Stored items:
-*-

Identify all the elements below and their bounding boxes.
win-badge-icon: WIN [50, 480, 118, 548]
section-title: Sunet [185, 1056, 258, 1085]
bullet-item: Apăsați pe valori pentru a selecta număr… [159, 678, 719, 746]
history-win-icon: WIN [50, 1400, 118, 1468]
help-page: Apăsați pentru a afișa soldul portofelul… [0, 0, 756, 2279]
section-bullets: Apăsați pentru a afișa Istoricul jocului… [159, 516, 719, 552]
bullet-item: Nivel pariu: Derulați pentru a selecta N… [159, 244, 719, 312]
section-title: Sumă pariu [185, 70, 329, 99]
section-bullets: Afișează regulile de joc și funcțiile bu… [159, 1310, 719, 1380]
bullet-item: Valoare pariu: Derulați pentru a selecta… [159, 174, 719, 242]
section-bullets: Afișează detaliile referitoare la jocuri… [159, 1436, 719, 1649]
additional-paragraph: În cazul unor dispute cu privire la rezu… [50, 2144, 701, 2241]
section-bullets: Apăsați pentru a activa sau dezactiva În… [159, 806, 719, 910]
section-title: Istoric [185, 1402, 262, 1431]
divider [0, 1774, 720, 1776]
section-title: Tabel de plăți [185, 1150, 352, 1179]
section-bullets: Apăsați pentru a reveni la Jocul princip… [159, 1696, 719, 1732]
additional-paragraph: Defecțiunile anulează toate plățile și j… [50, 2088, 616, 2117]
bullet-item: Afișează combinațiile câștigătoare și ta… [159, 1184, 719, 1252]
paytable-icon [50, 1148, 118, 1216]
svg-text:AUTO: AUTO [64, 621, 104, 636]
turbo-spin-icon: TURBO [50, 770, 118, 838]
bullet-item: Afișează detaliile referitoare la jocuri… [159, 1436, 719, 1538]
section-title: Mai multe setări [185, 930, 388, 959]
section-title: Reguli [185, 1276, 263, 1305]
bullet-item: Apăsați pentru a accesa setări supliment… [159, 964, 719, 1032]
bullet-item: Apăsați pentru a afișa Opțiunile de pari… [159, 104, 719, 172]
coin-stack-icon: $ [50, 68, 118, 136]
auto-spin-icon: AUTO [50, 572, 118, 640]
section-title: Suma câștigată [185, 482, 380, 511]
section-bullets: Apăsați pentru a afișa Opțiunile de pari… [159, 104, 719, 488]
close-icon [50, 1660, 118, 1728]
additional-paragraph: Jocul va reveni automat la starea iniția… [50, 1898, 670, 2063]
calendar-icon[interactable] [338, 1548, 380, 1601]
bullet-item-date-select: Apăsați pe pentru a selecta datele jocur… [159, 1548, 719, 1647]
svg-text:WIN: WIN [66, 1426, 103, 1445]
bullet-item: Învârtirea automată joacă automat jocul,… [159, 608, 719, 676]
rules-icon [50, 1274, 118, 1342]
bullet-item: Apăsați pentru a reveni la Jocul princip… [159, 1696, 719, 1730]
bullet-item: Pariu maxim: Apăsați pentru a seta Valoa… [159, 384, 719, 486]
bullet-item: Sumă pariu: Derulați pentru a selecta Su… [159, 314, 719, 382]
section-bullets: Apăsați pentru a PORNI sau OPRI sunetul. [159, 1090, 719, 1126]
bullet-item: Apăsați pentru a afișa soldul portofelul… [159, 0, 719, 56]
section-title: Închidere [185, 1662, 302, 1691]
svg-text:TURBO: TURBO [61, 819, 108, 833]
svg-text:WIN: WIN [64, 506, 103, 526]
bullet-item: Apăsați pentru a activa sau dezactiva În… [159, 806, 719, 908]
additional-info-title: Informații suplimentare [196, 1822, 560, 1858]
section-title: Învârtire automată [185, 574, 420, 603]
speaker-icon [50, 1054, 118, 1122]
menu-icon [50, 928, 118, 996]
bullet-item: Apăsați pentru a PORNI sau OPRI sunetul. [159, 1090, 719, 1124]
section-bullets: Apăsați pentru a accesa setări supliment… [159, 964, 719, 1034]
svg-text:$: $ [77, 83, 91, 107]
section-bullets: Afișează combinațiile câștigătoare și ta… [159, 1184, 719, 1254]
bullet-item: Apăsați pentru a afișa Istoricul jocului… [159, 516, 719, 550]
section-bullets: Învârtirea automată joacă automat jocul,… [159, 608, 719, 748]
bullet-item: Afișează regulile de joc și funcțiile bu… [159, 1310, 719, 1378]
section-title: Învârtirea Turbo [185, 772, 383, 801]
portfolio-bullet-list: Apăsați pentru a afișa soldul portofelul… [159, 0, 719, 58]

-*-

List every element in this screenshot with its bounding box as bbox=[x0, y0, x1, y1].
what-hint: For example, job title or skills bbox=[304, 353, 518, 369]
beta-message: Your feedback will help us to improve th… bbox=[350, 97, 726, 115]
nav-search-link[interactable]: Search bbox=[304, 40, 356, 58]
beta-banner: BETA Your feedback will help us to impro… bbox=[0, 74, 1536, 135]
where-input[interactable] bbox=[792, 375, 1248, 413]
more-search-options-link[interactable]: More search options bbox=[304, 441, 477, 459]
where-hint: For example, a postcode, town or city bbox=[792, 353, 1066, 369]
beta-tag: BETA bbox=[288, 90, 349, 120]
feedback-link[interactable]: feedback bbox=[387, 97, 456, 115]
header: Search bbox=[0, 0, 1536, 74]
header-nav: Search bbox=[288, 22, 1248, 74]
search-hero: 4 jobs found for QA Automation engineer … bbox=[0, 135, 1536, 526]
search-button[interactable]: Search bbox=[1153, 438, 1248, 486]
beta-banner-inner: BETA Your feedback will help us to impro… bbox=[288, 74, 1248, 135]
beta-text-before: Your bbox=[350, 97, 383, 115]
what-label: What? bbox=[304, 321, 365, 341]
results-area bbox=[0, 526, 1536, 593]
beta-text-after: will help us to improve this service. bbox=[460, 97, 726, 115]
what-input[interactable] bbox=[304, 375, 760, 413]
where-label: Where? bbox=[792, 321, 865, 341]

-*-

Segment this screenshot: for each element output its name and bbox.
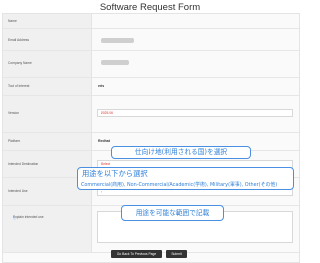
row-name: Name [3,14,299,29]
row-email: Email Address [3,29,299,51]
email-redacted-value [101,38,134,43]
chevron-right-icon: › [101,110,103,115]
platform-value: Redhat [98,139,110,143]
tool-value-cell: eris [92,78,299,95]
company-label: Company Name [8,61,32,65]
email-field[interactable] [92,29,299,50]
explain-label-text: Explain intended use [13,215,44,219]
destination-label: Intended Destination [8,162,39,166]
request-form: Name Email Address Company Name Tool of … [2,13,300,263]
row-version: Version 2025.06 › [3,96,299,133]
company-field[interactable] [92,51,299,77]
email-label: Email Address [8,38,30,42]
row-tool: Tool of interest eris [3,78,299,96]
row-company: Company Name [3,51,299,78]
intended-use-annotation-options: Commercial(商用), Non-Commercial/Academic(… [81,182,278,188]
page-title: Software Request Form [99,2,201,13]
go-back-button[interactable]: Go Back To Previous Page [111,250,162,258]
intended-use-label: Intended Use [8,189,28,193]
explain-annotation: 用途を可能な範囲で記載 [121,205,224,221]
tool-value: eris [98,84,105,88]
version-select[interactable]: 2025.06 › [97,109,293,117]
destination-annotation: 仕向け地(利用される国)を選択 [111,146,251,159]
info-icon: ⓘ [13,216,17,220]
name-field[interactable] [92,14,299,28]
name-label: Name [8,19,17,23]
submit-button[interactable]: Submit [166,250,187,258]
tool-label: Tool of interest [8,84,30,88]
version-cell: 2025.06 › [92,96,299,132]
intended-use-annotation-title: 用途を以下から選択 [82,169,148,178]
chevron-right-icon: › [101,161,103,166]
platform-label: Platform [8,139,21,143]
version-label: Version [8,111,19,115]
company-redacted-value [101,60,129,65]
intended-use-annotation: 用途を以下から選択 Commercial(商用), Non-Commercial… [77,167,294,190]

-*-

Starting with the line that contains "Identify all the" and going on through the line that contains "bullet-item: Afișează detaliile", write those lines out again, switching "section-title" to "heading" and leaving everything else unchanged.

Identify all the elements below and their bounding boxes.
win-badge-icon: WIN [50, 480, 118, 548]
heading: Sunet [185, 1056, 258, 1085]
bullet-item: Apăsați pe valori pentru a selecta număr… [159, 678, 719, 746]
history-win-icon: WIN [50, 1400, 118, 1468]
help-page: Apăsați pentru a afișa soldul portofelul… [0, 0, 756, 2279]
section-bullets: Apăsați pentru a afișa Istoricul jocului… [159, 516, 719, 552]
bullet-item: Nivel pariu: Derulați pentru a selecta N… [159, 244, 719, 312]
heading: Sumă pariu [185, 70, 329, 99]
section-bullets: Afișează regulile de joc și funcțiile bu… [159, 1310, 719, 1380]
bullet-item: Valoare pariu: Derulați pentru a selecta… [159, 174, 719, 242]
section-bullets: Afișează detaliile referitoare la jocuri… [159, 1436, 719, 1649]
additional-paragraph: În cazul unor dispute cu privire la rezu… [50, 2144, 701, 2241]
section-bullets: Apăsați pentru a activa sau dezactiva În… [159, 806, 719, 910]
heading: Istoric [185, 1402, 262, 1431]
divider [0, 1774, 720, 1776]
heading: Tabel de plăți [185, 1150, 352, 1179]
section-bullets: Apăsați pentru a reveni la Jocul princip… [159, 1696, 719, 1732]
additional-paragraph: Defecțiunile anulează toate plățile și j… [50, 2088, 616, 2117]
bullet-item: Afișează combinațiile câștigătoare și ta… [159, 1184, 719, 1252]
paytable-icon [50, 1148, 118, 1216]
svg-text:AUTO: AUTO [64, 621, 104, 636]
turbo-spin-icon: TURBO [50, 770, 118, 838]
bullet-item: Afișează detaliile referitoare la jocuri… [159, 1436, 719, 1538]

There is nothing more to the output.